**What is asked**:
Locate the word "Gross" in the entries below, then gather every line that holds it.

**Data for this exercise**:
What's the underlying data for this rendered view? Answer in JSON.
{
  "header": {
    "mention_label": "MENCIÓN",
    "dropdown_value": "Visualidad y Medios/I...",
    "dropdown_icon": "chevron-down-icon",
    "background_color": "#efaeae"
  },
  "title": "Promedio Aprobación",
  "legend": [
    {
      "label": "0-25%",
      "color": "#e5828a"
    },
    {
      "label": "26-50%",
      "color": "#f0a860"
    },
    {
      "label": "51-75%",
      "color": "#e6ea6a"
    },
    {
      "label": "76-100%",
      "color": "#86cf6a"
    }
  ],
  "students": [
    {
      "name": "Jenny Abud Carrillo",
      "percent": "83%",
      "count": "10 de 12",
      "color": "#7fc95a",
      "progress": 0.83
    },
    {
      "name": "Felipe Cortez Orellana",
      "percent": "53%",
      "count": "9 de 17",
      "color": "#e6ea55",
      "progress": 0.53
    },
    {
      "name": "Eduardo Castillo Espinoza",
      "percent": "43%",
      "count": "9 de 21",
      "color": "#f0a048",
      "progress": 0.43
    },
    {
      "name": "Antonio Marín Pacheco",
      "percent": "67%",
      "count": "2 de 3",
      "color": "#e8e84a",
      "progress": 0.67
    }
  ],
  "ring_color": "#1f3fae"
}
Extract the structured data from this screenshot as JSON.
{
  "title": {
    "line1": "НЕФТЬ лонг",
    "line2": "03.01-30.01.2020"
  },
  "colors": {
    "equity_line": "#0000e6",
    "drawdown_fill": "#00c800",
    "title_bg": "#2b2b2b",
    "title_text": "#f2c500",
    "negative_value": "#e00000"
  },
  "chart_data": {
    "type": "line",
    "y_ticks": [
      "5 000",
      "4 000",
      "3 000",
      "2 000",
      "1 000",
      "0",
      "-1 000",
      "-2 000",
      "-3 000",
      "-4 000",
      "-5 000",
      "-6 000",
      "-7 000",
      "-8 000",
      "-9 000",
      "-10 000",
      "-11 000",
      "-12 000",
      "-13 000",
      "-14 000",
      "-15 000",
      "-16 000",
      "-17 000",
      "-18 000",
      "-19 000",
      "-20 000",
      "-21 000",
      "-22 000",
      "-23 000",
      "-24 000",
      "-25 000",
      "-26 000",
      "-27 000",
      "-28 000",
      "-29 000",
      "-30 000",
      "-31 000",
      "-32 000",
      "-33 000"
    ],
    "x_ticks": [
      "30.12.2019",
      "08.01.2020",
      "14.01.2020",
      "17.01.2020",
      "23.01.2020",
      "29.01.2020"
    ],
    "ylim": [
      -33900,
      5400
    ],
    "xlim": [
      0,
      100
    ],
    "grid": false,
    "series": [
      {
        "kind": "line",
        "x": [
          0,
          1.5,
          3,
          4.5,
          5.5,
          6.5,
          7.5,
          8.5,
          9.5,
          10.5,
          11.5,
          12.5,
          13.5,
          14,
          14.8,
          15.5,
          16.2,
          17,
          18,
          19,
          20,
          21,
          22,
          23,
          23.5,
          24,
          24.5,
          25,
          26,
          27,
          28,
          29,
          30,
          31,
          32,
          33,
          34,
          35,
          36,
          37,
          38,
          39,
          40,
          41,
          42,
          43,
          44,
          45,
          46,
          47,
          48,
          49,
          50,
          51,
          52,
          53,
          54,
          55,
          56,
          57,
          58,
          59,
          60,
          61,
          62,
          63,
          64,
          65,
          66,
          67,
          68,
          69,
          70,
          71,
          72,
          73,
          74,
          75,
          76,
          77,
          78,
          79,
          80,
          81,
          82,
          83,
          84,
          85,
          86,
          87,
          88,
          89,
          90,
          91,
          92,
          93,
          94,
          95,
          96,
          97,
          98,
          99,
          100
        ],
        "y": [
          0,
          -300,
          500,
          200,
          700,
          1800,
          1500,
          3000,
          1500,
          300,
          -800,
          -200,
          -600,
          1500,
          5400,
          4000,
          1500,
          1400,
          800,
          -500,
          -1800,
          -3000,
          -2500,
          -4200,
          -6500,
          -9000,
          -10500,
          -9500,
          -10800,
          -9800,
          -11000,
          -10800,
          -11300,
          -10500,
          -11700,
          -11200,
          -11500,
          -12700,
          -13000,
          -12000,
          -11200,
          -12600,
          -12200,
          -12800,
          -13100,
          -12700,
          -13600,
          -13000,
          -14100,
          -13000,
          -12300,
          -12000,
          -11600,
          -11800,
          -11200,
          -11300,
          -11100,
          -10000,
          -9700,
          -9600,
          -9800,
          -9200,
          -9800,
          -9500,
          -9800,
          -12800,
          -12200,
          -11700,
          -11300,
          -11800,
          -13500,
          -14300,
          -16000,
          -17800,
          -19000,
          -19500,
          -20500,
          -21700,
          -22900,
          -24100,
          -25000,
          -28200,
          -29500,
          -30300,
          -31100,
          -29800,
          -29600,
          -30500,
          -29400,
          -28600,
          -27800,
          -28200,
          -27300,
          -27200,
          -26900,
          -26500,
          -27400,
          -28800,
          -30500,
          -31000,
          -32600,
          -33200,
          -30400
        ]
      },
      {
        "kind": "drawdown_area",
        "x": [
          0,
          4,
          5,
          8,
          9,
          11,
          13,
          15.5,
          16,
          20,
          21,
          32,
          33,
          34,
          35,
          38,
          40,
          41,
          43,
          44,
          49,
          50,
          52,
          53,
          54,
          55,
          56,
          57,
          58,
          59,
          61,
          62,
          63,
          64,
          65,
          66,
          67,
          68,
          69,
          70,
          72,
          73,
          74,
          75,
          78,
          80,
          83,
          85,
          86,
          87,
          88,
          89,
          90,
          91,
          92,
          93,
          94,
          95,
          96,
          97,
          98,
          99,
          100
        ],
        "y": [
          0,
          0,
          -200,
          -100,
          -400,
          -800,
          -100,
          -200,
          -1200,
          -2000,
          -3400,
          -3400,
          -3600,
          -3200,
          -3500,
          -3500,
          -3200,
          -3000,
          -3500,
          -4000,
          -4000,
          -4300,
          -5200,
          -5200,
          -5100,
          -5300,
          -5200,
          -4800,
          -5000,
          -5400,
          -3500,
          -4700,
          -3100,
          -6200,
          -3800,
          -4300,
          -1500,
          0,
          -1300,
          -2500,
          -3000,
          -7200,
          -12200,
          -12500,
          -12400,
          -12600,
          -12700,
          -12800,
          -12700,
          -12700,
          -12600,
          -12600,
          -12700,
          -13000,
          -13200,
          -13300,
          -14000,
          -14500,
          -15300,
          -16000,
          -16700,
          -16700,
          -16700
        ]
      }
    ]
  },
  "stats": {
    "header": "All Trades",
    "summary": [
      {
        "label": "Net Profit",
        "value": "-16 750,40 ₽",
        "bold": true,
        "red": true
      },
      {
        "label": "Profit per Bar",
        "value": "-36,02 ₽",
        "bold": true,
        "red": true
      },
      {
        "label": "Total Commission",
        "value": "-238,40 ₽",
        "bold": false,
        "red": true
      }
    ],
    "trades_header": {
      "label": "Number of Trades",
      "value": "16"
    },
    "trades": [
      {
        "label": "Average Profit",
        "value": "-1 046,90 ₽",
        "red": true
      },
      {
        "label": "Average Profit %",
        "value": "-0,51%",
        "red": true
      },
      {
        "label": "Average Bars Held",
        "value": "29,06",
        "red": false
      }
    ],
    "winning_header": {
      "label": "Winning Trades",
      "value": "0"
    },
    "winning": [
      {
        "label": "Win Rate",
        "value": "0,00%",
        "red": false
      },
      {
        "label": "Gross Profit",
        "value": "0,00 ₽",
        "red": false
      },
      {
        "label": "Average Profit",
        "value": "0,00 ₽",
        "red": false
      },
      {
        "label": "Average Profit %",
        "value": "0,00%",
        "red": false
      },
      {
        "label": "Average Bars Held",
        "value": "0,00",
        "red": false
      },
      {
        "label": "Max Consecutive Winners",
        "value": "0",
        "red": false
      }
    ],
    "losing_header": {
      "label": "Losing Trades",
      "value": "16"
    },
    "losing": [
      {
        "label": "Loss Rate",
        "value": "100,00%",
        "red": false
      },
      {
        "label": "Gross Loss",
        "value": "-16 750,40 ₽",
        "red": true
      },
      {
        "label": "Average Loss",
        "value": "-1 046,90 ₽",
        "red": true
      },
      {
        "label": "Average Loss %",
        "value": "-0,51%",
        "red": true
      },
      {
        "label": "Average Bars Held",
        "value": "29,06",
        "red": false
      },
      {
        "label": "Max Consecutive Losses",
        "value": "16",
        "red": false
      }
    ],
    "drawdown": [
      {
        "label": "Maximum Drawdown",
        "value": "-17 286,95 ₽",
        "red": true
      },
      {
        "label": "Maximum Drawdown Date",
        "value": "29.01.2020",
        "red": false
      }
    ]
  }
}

**Output of the exercise**:
        "label": "Gross Profit",
        "label": "Gross Loss",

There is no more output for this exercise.